◆ **PROBLEM DETAILS**
Do any lines in the data below contain "mode"? If so, copy every one of them.
─── RECORDS FOR THE TASK ───
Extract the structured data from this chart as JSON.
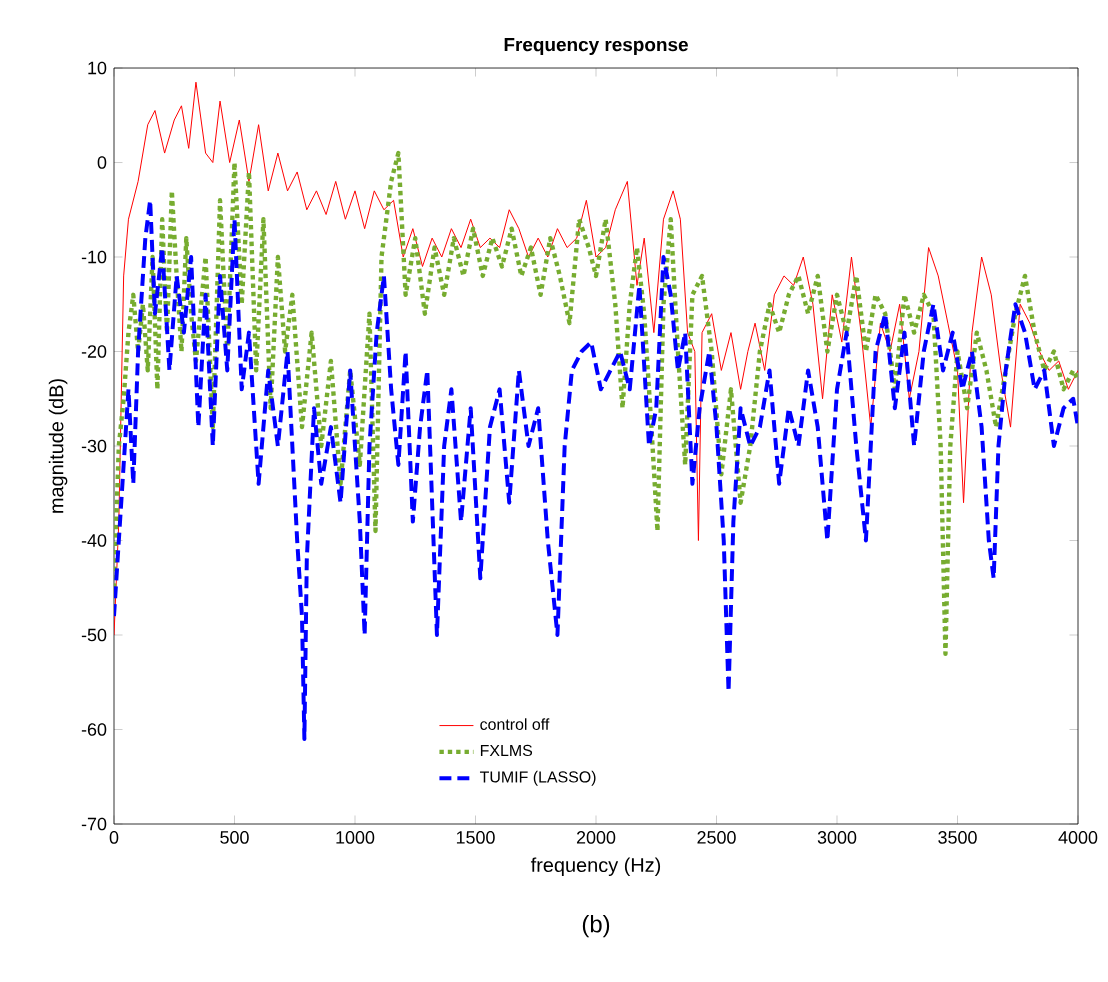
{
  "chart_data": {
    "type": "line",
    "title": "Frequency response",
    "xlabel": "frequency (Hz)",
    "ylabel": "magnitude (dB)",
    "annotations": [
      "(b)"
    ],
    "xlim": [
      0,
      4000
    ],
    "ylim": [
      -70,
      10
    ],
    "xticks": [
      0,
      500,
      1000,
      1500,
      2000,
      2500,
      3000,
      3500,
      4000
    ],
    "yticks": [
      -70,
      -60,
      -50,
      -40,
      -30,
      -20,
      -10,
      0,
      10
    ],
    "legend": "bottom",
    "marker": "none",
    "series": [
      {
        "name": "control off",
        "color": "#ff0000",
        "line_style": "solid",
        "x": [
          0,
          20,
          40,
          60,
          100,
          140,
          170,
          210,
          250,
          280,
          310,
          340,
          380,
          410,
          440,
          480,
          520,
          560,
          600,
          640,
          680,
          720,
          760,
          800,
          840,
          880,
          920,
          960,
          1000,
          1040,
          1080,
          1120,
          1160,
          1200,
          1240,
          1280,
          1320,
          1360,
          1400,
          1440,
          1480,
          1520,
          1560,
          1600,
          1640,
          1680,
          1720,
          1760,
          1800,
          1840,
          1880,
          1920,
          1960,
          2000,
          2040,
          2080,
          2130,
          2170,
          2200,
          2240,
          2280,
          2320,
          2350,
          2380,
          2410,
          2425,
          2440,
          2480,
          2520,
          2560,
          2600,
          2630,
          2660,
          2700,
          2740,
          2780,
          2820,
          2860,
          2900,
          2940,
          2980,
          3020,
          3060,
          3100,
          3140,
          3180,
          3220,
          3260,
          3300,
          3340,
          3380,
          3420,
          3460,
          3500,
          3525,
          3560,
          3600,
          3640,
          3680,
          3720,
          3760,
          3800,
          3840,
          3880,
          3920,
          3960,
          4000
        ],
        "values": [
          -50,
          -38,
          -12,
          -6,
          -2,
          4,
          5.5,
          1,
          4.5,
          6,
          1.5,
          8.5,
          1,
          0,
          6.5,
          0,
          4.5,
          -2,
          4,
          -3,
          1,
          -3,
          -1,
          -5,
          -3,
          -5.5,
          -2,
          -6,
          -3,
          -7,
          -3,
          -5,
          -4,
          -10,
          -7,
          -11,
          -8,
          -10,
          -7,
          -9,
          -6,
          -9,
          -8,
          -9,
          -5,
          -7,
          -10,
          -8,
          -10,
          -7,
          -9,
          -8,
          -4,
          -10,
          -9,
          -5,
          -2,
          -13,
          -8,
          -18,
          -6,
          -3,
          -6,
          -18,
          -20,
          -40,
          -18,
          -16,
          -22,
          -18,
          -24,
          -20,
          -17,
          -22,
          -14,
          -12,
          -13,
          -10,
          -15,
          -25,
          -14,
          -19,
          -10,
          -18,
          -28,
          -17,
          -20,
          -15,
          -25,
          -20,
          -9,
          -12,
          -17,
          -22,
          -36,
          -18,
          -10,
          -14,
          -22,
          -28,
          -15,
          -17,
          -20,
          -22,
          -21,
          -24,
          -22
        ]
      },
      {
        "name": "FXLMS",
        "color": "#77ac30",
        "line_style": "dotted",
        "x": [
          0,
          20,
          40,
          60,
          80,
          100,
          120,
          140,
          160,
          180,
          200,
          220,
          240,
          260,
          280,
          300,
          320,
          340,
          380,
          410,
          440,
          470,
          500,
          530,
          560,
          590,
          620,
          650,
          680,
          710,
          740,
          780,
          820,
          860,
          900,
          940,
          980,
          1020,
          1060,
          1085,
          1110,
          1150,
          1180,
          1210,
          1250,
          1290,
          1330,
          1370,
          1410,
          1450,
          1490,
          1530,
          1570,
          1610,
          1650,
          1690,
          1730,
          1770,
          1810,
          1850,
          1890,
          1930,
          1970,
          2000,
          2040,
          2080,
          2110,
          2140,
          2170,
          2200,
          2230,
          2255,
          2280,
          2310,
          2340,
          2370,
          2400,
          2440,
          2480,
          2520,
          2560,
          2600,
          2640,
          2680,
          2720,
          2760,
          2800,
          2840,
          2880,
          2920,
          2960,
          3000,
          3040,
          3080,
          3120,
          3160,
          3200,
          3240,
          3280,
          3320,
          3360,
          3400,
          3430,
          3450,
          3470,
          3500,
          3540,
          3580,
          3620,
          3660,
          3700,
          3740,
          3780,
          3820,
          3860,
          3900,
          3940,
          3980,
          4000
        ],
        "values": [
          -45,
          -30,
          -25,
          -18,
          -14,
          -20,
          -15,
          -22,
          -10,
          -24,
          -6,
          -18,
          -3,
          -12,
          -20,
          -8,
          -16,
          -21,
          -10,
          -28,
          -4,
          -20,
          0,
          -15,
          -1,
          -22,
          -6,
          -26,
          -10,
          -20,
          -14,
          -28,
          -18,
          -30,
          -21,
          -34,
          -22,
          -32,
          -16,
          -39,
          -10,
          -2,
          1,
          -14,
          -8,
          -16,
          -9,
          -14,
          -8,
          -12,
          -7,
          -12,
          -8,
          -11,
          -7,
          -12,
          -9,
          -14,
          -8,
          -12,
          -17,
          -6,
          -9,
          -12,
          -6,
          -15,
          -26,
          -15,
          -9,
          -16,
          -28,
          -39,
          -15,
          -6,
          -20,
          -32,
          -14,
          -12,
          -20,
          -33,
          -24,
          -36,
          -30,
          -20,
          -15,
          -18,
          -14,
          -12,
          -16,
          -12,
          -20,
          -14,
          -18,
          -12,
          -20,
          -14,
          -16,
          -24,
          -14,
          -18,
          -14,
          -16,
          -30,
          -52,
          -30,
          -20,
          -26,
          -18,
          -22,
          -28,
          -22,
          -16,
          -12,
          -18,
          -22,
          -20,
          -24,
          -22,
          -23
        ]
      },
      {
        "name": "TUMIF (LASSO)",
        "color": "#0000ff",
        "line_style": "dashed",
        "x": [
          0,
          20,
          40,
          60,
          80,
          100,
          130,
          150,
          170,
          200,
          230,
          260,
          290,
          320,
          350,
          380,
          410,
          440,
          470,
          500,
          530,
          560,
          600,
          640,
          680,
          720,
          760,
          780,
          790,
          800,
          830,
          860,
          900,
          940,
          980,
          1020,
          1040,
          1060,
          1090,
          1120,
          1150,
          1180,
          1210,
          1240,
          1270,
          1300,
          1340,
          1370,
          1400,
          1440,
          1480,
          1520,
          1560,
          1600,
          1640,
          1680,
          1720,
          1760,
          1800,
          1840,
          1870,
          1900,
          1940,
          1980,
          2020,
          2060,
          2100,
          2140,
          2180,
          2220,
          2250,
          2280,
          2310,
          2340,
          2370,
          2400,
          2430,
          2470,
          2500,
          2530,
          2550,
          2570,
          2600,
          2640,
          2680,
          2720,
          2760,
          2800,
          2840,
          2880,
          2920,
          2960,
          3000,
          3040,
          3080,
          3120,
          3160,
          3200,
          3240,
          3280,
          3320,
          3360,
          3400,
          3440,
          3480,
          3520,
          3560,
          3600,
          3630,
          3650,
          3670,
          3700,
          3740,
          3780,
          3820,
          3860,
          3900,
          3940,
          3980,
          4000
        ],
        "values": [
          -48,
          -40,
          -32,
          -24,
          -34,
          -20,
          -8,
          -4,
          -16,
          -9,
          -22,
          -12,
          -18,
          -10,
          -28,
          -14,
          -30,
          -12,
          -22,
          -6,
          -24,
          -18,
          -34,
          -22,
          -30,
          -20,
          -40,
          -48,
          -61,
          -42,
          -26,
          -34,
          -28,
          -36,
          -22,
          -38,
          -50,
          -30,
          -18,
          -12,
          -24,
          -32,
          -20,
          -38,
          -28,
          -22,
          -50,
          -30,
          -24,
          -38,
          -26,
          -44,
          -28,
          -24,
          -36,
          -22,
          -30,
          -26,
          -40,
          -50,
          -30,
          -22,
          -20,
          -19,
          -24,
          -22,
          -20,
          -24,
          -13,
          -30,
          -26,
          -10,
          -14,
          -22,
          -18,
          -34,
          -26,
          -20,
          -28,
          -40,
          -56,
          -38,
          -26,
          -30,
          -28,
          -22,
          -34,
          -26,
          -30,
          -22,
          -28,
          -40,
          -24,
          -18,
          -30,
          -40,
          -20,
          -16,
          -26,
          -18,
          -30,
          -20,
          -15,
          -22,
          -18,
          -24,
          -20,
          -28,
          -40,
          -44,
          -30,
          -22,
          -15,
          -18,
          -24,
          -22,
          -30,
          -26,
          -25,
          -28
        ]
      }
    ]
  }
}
───
─── RECORDS FOR THE TASK ───
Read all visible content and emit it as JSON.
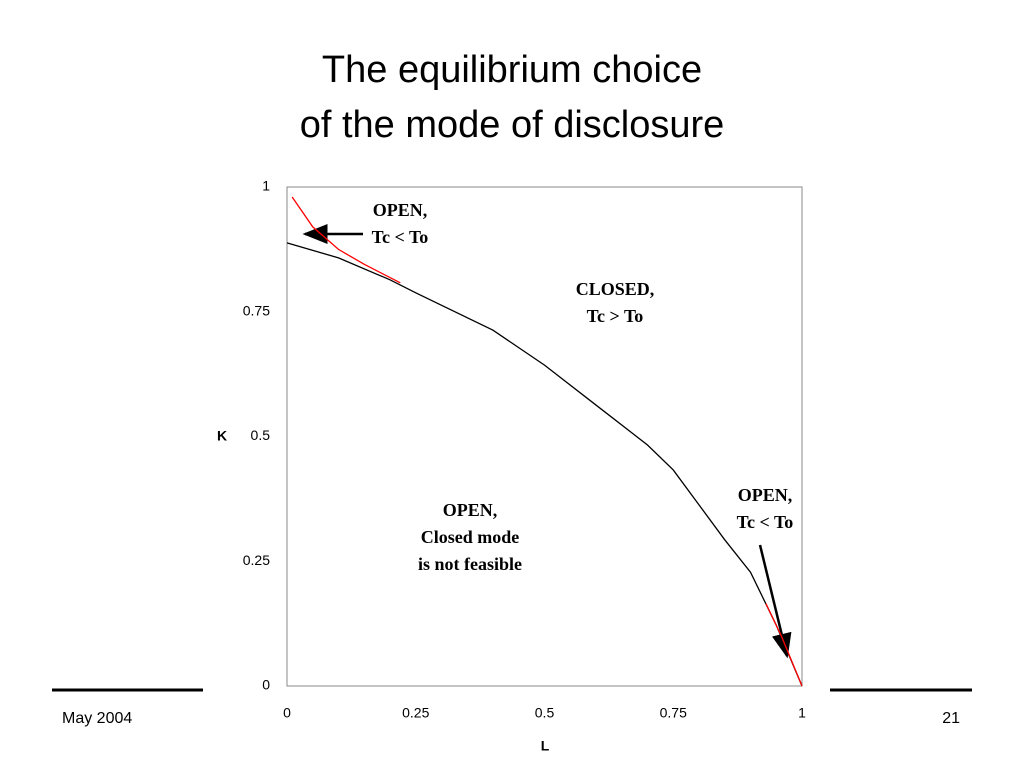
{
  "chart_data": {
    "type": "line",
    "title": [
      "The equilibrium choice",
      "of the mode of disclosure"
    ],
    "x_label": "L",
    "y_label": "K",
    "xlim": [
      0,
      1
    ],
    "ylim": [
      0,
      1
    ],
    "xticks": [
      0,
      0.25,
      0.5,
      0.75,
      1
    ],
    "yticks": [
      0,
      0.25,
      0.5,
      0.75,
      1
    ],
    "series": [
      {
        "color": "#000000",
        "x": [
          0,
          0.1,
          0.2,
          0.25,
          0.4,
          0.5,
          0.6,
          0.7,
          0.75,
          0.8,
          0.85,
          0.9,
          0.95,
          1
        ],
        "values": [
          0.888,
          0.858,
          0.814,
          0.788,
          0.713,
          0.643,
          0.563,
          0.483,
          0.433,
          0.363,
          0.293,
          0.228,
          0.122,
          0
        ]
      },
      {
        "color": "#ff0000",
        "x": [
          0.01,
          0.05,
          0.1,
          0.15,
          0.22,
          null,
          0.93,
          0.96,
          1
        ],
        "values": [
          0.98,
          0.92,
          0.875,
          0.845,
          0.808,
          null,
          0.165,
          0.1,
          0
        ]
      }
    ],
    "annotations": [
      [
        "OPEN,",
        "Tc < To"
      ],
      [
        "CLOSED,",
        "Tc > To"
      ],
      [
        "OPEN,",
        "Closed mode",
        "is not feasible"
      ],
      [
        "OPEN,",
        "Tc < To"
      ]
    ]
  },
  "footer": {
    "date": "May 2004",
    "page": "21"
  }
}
───
◆ **OUTPUT BELOW**
      "of the mode of disclosure"
        "Closed mode",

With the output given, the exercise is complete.